Directive = Provide the number of lines where the word "Principe" occurs, and no other text.

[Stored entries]

[BEGIN]

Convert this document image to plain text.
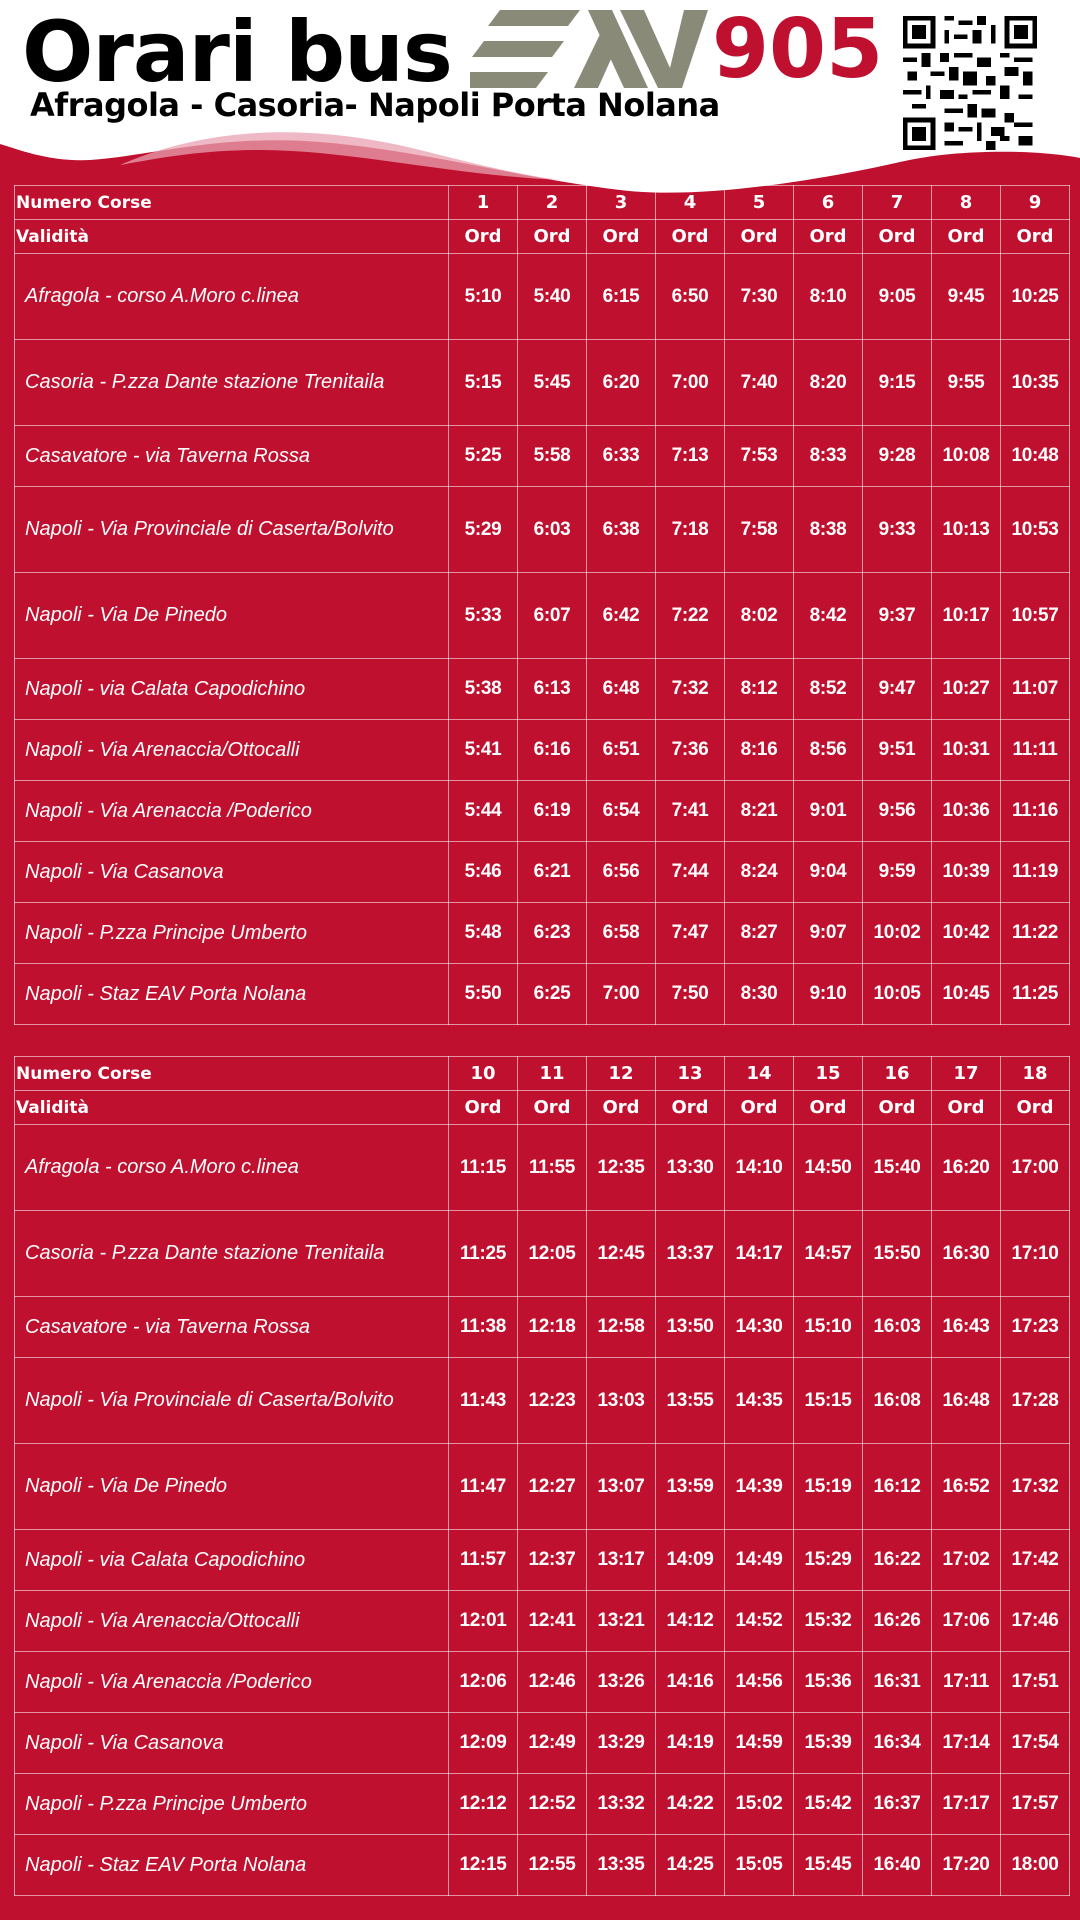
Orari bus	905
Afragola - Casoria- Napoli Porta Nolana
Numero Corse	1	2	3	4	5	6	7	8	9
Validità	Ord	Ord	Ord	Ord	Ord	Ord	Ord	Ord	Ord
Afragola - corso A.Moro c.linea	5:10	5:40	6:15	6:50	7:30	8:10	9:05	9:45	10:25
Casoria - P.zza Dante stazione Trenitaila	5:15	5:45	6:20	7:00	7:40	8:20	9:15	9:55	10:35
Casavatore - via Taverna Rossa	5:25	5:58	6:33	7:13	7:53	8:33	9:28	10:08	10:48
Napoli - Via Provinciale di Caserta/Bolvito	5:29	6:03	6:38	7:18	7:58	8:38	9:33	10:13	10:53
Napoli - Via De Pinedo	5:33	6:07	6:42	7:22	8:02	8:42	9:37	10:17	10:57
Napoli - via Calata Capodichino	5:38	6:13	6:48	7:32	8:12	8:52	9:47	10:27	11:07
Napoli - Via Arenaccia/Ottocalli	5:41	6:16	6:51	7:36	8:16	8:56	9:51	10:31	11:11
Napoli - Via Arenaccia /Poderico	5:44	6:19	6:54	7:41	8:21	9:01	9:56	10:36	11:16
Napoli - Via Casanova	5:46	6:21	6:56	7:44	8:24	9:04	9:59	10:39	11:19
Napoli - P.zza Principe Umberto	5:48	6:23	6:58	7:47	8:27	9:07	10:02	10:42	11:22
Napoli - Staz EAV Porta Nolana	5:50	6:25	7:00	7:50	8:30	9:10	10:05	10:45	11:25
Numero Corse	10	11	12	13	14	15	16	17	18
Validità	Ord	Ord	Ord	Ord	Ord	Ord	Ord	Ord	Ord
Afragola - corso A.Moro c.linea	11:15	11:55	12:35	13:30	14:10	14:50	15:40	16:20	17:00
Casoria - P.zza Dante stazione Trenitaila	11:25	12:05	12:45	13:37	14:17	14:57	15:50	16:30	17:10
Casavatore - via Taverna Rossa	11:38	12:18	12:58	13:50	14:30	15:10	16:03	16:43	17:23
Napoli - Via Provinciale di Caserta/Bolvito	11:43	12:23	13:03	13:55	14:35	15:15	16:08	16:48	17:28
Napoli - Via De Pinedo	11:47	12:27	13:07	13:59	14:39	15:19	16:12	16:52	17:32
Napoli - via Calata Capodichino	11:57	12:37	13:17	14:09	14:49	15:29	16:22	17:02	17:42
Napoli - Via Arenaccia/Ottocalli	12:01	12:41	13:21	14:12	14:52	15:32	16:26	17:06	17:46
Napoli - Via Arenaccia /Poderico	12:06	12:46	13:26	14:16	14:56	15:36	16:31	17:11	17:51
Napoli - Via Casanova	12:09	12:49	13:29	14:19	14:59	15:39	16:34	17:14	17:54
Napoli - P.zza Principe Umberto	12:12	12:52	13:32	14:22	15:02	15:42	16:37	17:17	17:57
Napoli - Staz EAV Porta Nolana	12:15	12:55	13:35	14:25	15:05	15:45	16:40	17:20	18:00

[END]

Full response = 2